§ DATA TO PROCESS:
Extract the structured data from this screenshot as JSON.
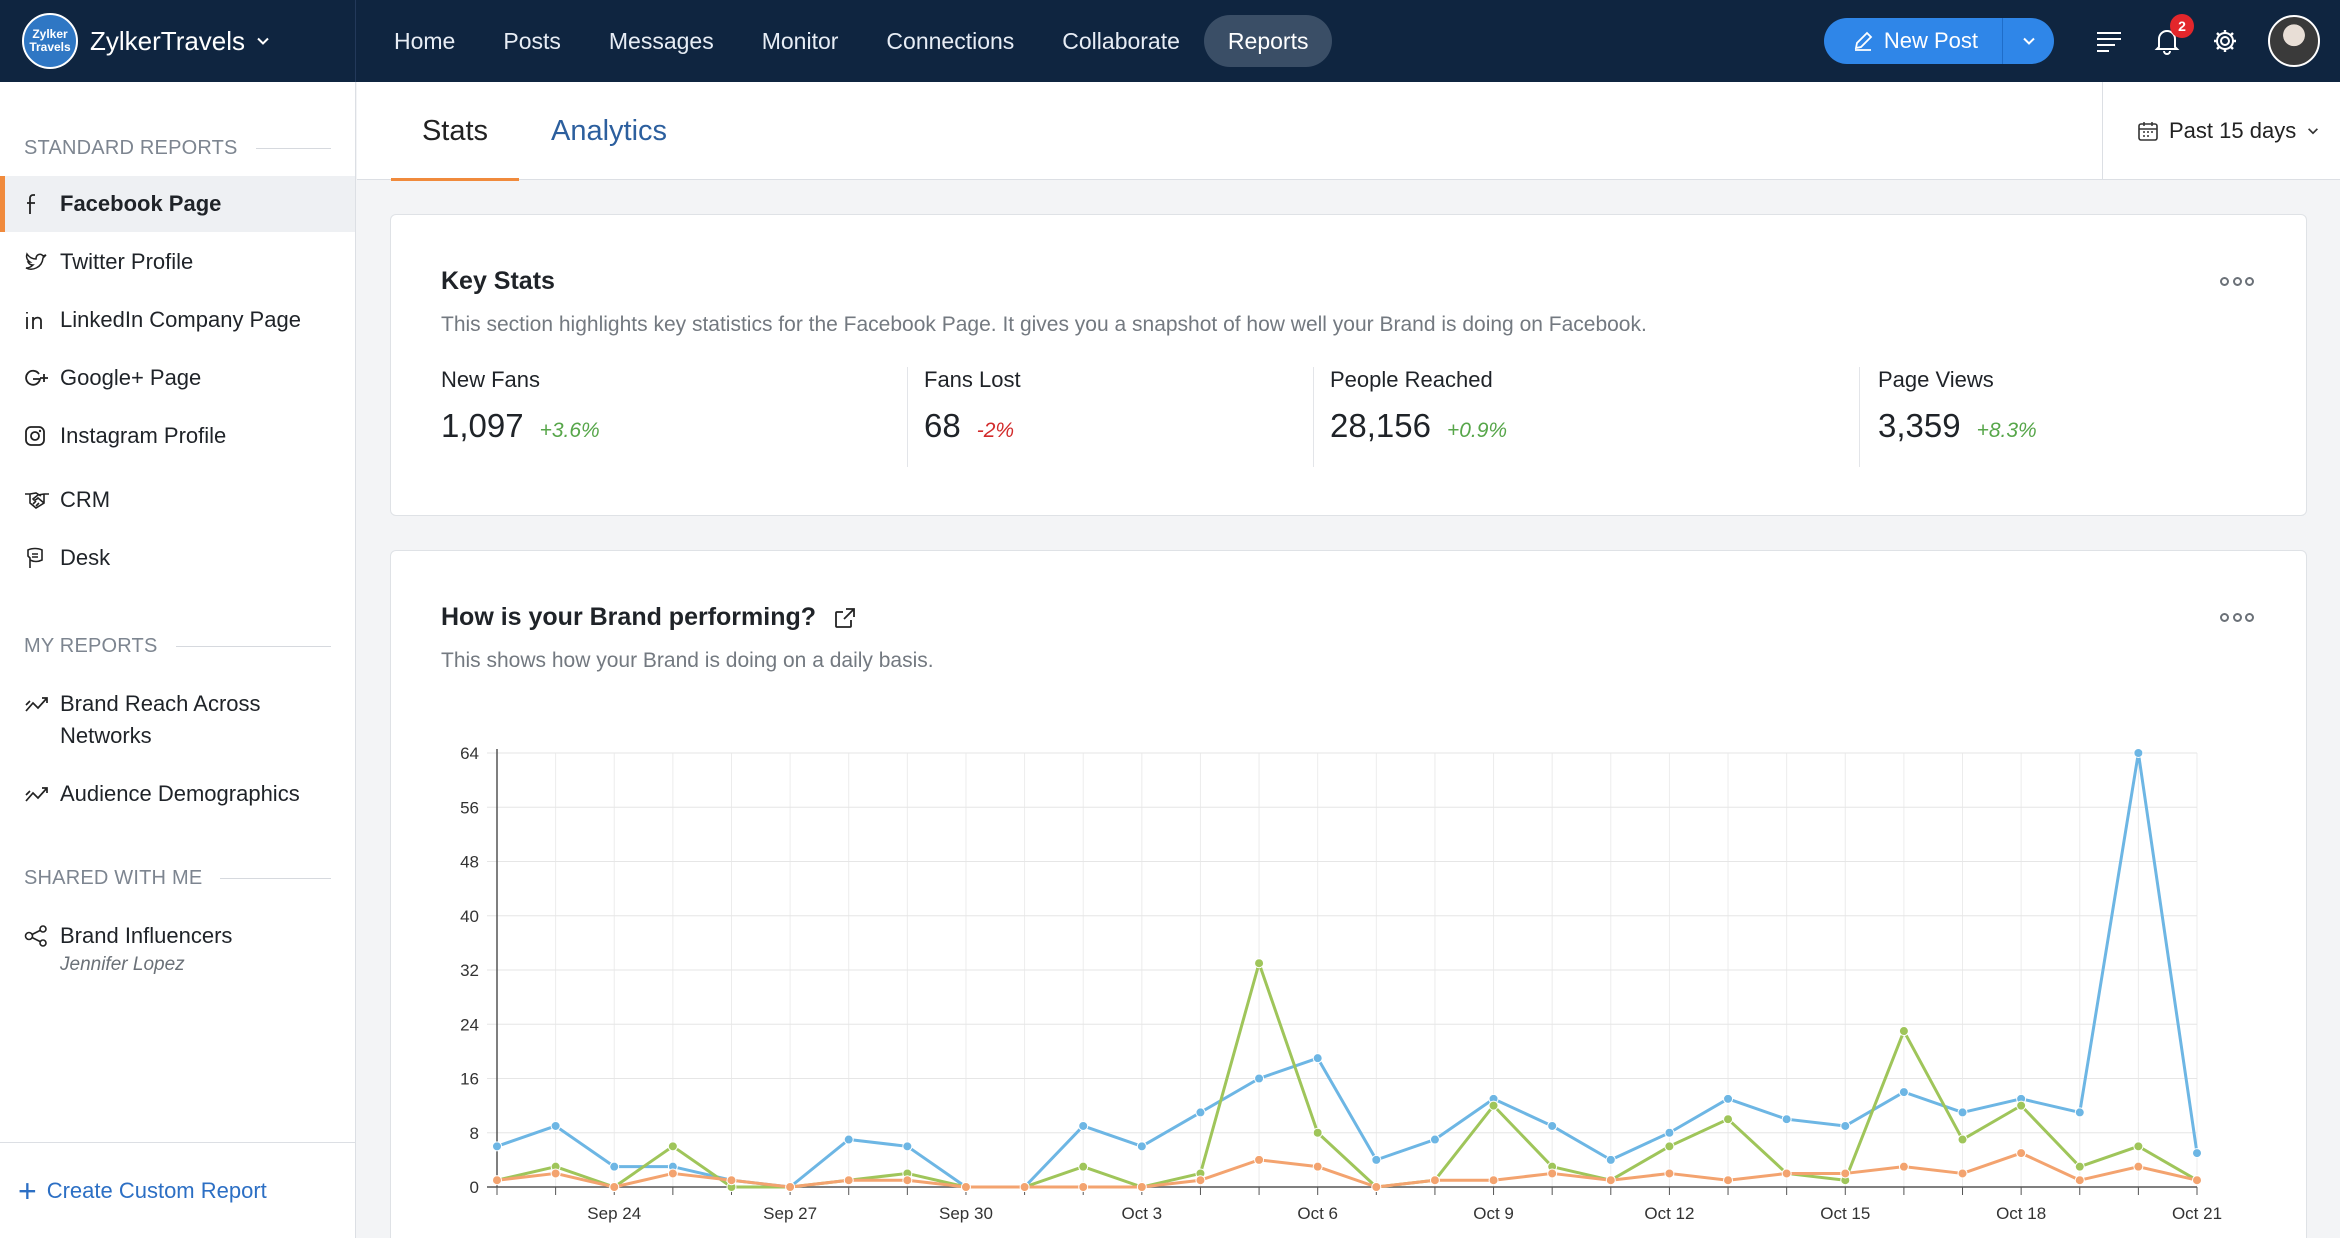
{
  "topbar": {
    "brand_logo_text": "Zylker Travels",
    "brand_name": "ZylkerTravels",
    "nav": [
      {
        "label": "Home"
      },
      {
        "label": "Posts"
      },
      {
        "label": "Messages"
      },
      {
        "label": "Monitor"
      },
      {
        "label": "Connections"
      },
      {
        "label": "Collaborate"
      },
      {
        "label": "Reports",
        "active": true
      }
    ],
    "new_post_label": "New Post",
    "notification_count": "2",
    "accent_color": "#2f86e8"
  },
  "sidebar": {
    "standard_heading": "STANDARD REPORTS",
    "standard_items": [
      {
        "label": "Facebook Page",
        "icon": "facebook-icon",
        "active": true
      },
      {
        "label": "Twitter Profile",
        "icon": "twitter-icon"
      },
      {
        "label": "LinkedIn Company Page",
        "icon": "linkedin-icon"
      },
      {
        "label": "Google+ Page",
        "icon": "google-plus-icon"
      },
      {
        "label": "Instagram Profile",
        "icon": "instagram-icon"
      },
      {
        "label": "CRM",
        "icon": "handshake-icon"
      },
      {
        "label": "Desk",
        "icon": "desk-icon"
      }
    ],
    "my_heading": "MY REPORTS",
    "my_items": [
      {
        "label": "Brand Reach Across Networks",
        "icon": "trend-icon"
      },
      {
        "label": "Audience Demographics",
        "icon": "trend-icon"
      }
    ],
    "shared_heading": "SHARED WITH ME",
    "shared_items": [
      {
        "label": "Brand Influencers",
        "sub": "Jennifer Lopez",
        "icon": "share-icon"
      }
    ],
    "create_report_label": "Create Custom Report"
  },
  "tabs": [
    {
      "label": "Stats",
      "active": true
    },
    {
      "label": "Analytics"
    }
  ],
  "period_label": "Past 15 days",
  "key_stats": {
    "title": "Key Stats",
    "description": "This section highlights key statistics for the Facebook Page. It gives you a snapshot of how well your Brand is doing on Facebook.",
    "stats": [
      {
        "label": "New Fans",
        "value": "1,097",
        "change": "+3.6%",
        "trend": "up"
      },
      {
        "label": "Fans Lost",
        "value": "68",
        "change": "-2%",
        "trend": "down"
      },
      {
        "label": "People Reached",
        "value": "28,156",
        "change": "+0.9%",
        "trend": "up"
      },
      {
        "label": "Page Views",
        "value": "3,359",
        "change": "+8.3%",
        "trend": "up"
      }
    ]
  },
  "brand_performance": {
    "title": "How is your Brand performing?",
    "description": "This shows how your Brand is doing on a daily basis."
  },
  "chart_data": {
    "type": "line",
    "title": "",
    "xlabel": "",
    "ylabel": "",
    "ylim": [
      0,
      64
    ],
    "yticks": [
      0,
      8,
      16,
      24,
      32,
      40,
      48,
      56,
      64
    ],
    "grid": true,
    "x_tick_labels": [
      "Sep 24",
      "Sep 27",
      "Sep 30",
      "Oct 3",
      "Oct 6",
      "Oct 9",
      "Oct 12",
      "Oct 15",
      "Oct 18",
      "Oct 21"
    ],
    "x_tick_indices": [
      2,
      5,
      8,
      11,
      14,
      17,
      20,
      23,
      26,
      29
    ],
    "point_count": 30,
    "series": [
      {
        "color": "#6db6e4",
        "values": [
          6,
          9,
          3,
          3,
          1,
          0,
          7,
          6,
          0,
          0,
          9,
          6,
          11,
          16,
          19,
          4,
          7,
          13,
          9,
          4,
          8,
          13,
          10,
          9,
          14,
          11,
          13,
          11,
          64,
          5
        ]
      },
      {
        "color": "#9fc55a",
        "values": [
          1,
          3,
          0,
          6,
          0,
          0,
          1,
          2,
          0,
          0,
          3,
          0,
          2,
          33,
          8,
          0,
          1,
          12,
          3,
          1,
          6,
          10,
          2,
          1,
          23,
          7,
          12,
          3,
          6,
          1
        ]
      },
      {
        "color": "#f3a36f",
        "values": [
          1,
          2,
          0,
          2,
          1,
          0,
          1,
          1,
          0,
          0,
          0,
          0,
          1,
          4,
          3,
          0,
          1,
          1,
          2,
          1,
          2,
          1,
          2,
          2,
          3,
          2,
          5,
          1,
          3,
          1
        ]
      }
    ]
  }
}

§ TASK INSTRUCTIONS:
Pull out every line of the records above that contains the word "Page".

§ TASK SOLUTION:
        "label": "Facebook Page",
        "label": "LinkedIn Company Page",
        "label": "Google+ Page",
    "description": "This section highlights key statistics for the Facebook Page. It gives you a snapshot of how well your Brand is doing on Facebook.",
        "label": "Page Views",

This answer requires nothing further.